— INSTRUCTION —
Which lines in the material below contain the word "date"? Copy each of them.

A run of records:
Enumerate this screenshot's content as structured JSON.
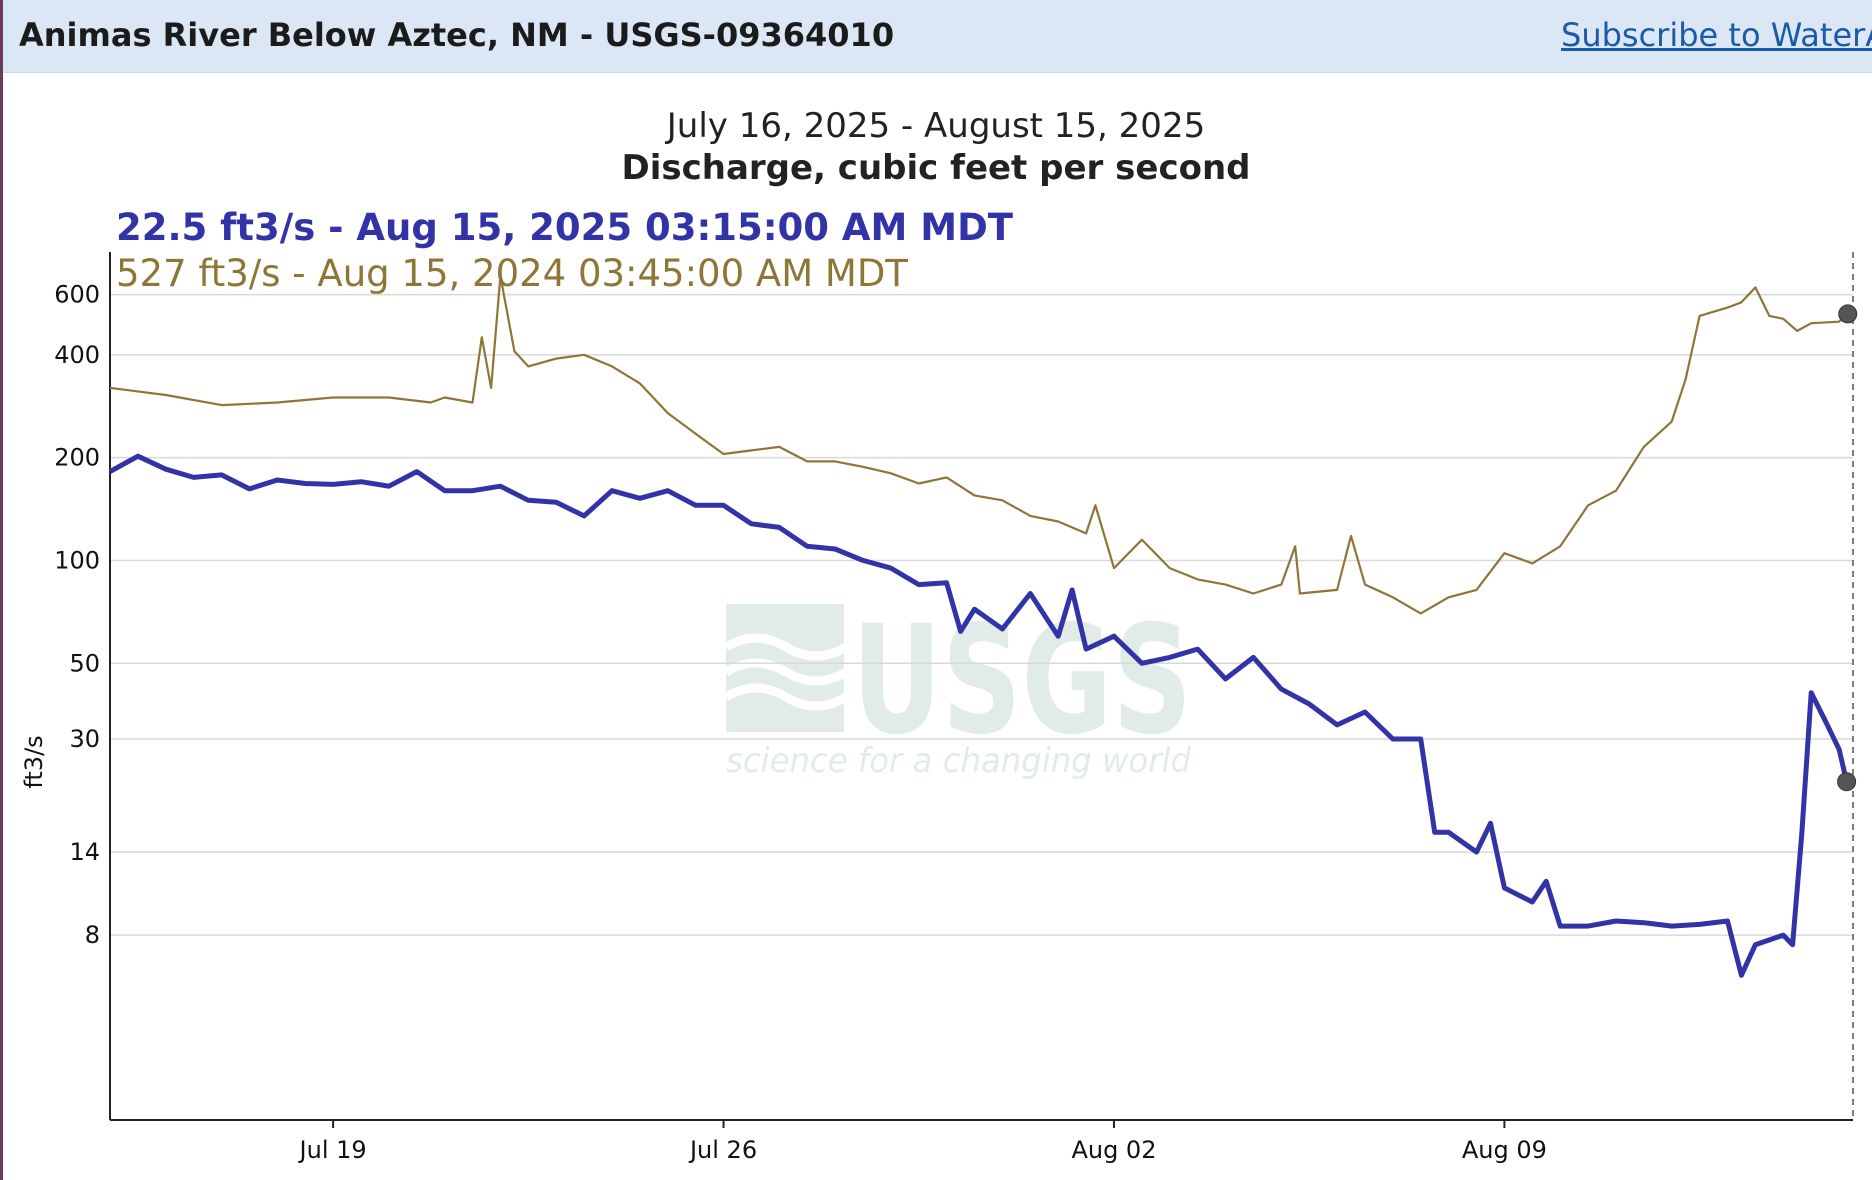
{
  "header": {
    "site_title": "Animas River Below Aztec, NM - USGS-09364010",
    "subscribe_label": "Subscribe to WaterAle"
  },
  "colors": {
    "current_series": "#3333a8",
    "prior_series": "#8d7636",
    "header_bg": "#dbe7f5",
    "link": "#1a5aa8"
  },
  "watermark": {
    "logo": "USGS",
    "tagline": "science for a changing world"
  },
  "chart_data": {
    "type": "line",
    "title": "Discharge, cubic feet per second",
    "subtitle": "July 16, 2025 - August 15, 2025",
    "ylabel": "ft3/s",
    "yscale": "log",
    "ylim": [
      2.3,
      800
    ],
    "xlim": [
      "2025-07-15T00:00",
      "2025-08-15T06:00"
    ],
    "y_ticks": [
      8,
      14,
      30,
      50,
      100,
      200,
      400,
      600
    ],
    "x_ticks": [
      {
        "date": "2025-07-19",
        "label": "Jul 19"
      },
      {
        "date": "2025-07-26",
        "label": "Jul 26"
      },
      {
        "date": "2025-08-02",
        "label": "Aug 02"
      },
      {
        "date": "2025-08-09",
        "label": "Aug 09"
      }
    ],
    "grid": true,
    "legend": [
      {
        "text": "22.5 ft3/s - Aug 15, 2025 03:15:00 AM MDT",
        "series": "current"
      },
      {
        "text": "527 ft3/s - Aug 15, 2024 03:45:00 AM MDT",
        "series": "prior"
      }
    ],
    "series": [
      {
        "id": "current",
        "color": "#3333a8",
        "points": [
          [
            "2025-07-15T00:00",
            182
          ],
          [
            "2025-07-15T12:00",
            202
          ],
          [
            "2025-07-16T00:00",
            185
          ],
          [
            "2025-07-16T12:00",
            175
          ],
          [
            "2025-07-17T00:00",
            178
          ],
          [
            "2025-07-17T12:00",
            162
          ],
          [
            "2025-07-18T00:00",
            172
          ],
          [
            "2025-07-18T12:00",
            168
          ],
          [
            "2025-07-19T00:00",
            167
          ],
          [
            "2025-07-19T12:00",
            170
          ],
          [
            "2025-07-20T00:00",
            165
          ],
          [
            "2025-07-20T12:00",
            182
          ],
          [
            "2025-07-21T00:00",
            160
          ],
          [
            "2025-07-21T12:00",
            160
          ],
          [
            "2025-07-22T00:00",
            165
          ],
          [
            "2025-07-22T12:00",
            150
          ],
          [
            "2025-07-23T00:00",
            148
          ],
          [
            "2025-07-23T12:00",
            135
          ],
          [
            "2025-07-24T00:00",
            160
          ],
          [
            "2025-07-24T12:00",
            152
          ],
          [
            "2025-07-25T00:00",
            160
          ],
          [
            "2025-07-25T12:00",
            145
          ],
          [
            "2025-07-26T00:00",
            145
          ],
          [
            "2025-07-26T12:00",
            128
          ],
          [
            "2025-07-27T00:00",
            125
          ],
          [
            "2025-07-27T12:00",
            110
          ],
          [
            "2025-07-28T00:00",
            108
          ],
          [
            "2025-07-28T12:00",
            100
          ],
          [
            "2025-07-29T00:00",
            95
          ],
          [
            "2025-07-29T12:00",
            85
          ],
          [
            "2025-07-30T00:00",
            86
          ],
          [
            "2025-07-30T06:00",
            62
          ],
          [
            "2025-07-30T12:00",
            72
          ],
          [
            "2025-07-31T00:00",
            63
          ],
          [
            "2025-07-31T12:00",
            80
          ],
          [
            "2025-08-01T00:00",
            60
          ],
          [
            "2025-08-01T06:00",
            82
          ],
          [
            "2025-08-01T12:00",
            55
          ],
          [
            "2025-08-02T00:00",
            60
          ],
          [
            "2025-08-02T12:00",
            50
          ],
          [
            "2025-08-03T00:00",
            52
          ],
          [
            "2025-08-03T12:00",
            55
          ],
          [
            "2025-08-04T00:00",
            45
          ],
          [
            "2025-08-04T12:00",
            52
          ],
          [
            "2025-08-05T00:00",
            42
          ],
          [
            "2025-08-05T12:00",
            38
          ],
          [
            "2025-08-06T00:00",
            33
          ],
          [
            "2025-08-06T12:00",
            36
          ],
          [
            "2025-08-07T00:00",
            30
          ],
          [
            "2025-08-07T12:00",
            30
          ],
          [
            "2025-08-07T18:00",
            16
          ],
          [
            "2025-08-08T00:00",
            16
          ],
          [
            "2025-08-08T12:00",
            14
          ],
          [
            "2025-08-08T18:00",
            17
          ],
          [
            "2025-08-09T00:00",
            11
          ],
          [
            "2025-08-09T12:00",
            10
          ],
          [
            "2025-08-09T18:00",
            11.5
          ],
          [
            "2025-08-10T00:00",
            8.5
          ],
          [
            "2025-08-10T12:00",
            8.5
          ],
          [
            "2025-08-11T00:00",
            8.8
          ],
          [
            "2025-08-11T12:00",
            8.7
          ],
          [
            "2025-08-12T00:00",
            8.5
          ],
          [
            "2025-08-12T12:00",
            8.6
          ],
          [
            "2025-08-13T00:00",
            8.8
          ],
          [
            "2025-08-13T06:00",
            6.1
          ],
          [
            "2025-08-13T12:00",
            7.5
          ],
          [
            "2025-08-14T00:00",
            8.0
          ],
          [
            "2025-08-14T04:00",
            7.5
          ],
          [
            "2025-08-14T08:00",
            16
          ],
          [
            "2025-08-14T12:00",
            41
          ],
          [
            "2025-08-14T18:00",
            34
          ],
          [
            "2025-08-15T00:00",
            28
          ],
          [
            "2025-08-15T03:15",
            22.5
          ]
        ]
      },
      {
        "id": "prior",
        "color": "#8d7636",
        "points": [
          [
            "2025-07-15T00:00",
            320
          ],
          [
            "2025-07-16T00:00",
            305
          ],
          [
            "2025-07-17T00:00",
            285
          ],
          [
            "2025-07-18T00:00",
            290
          ],
          [
            "2025-07-19T00:00",
            300
          ],
          [
            "2025-07-20T00:00",
            300
          ],
          [
            "2025-07-20T18:00",
            290
          ],
          [
            "2025-07-21T00:00",
            300
          ],
          [
            "2025-07-21T12:00",
            290
          ],
          [
            "2025-07-21T16:00",
            450
          ],
          [
            "2025-07-21T20:00",
            320
          ],
          [
            "2025-07-22T00:00",
            680
          ],
          [
            "2025-07-22T06:00",
            410
          ],
          [
            "2025-07-22T12:00",
            370
          ],
          [
            "2025-07-23T00:00",
            390
          ],
          [
            "2025-07-23T12:00",
            400
          ],
          [
            "2025-07-24T00:00",
            370
          ],
          [
            "2025-07-24T12:00",
            330
          ],
          [
            "2025-07-25T00:00",
            270
          ],
          [
            "2025-07-25T12:00",
            235
          ],
          [
            "2025-07-26T00:00",
            205
          ],
          [
            "2025-07-26T12:00",
            210
          ],
          [
            "2025-07-27T00:00",
            215
          ],
          [
            "2025-07-27T12:00",
            195
          ],
          [
            "2025-07-28T00:00",
            195
          ],
          [
            "2025-07-28T12:00",
            188
          ],
          [
            "2025-07-29T00:00",
            180
          ],
          [
            "2025-07-29T12:00",
            168
          ],
          [
            "2025-07-30T00:00",
            175
          ],
          [
            "2025-07-30T12:00",
            155
          ],
          [
            "2025-07-31T00:00",
            150
          ],
          [
            "2025-07-31T12:00",
            135
          ],
          [
            "2025-08-01T00:00",
            130
          ],
          [
            "2025-08-01T12:00",
            120
          ],
          [
            "2025-08-01T16:00",
            145
          ],
          [
            "2025-08-02T00:00",
            95
          ],
          [
            "2025-08-02T12:00",
            115
          ],
          [
            "2025-08-03T00:00",
            95
          ],
          [
            "2025-08-03T12:00",
            88
          ],
          [
            "2025-08-04T00:00",
            85
          ],
          [
            "2025-08-04T12:00",
            80
          ],
          [
            "2025-08-05T00:00",
            85
          ],
          [
            "2025-08-05T06:00",
            110
          ],
          [
            "2025-08-05T08:00",
            80
          ],
          [
            "2025-08-06T00:00",
            82
          ],
          [
            "2025-08-06T06:00",
            118
          ],
          [
            "2025-08-06T12:00",
            85
          ],
          [
            "2025-08-07T00:00",
            78
          ],
          [
            "2025-08-07T12:00",
            70
          ],
          [
            "2025-08-08T00:00",
            78
          ],
          [
            "2025-08-08T12:00",
            82
          ],
          [
            "2025-08-09T00:00",
            105
          ],
          [
            "2025-08-09T12:00",
            98
          ],
          [
            "2025-08-10T00:00",
            110
          ],
          [
            "2025-08-10T12:00",
            145
          ],
          [
            "2025-08-11T00:00",
            160
          ],
          [
            "2025-08-11T12:00",
            215
          ],
          [
            "2025-08-12T00:00",
            255
          ],
          [
            "2025-08-12T06:00",
            340
          ],
          [
            "2025-08-12T12:00",
            520
          ],
          [
            "2025-08-13T00:00",
            550
          ],
          [
            "2025-08-13T06:00",
            570
          ],
          [
            "2025-08-13T12:00",
            630
          ],
          [
            "2025-08-13T18:00",
            520
          ],
          [
            "2025-08-14T00:00",
            510
          ],
          [
            "2025-08-14T06:00",
            470
          ],
          [
            "2025-08-14T12:00",
            495
          ],
          [
            "2025-08-15T00:00",
            500
          ],
          [
            "2025-08-15T03:45",
            527
          ]
        ]
      }
    ]
  }
}
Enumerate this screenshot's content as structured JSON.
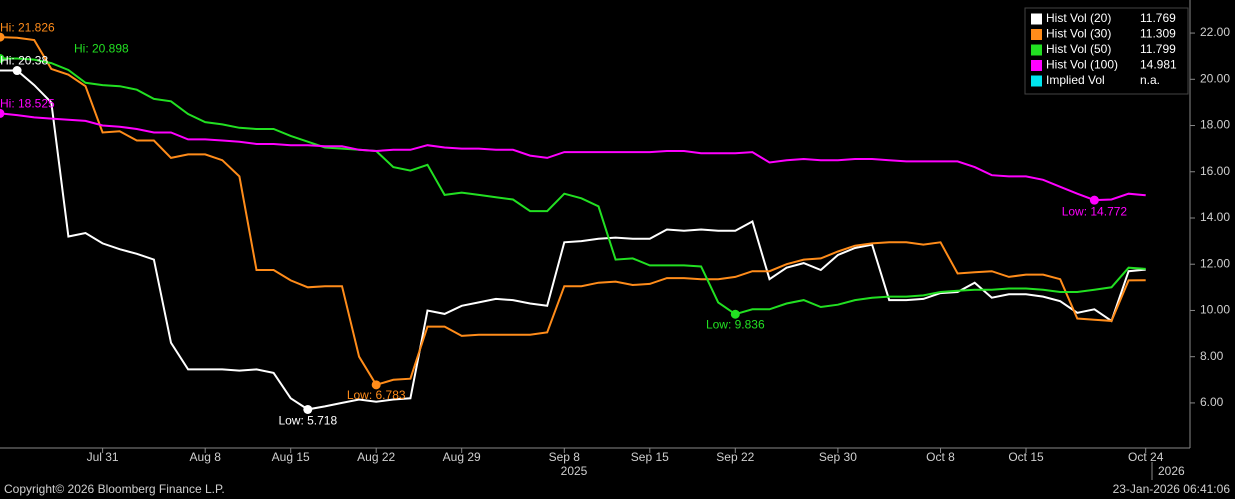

— TASK OUTPUT —
        "date": "2025-07-19",
        "date": "2025-07-26",
        "date": "2025-08-02",
        "date": "2025-08-09",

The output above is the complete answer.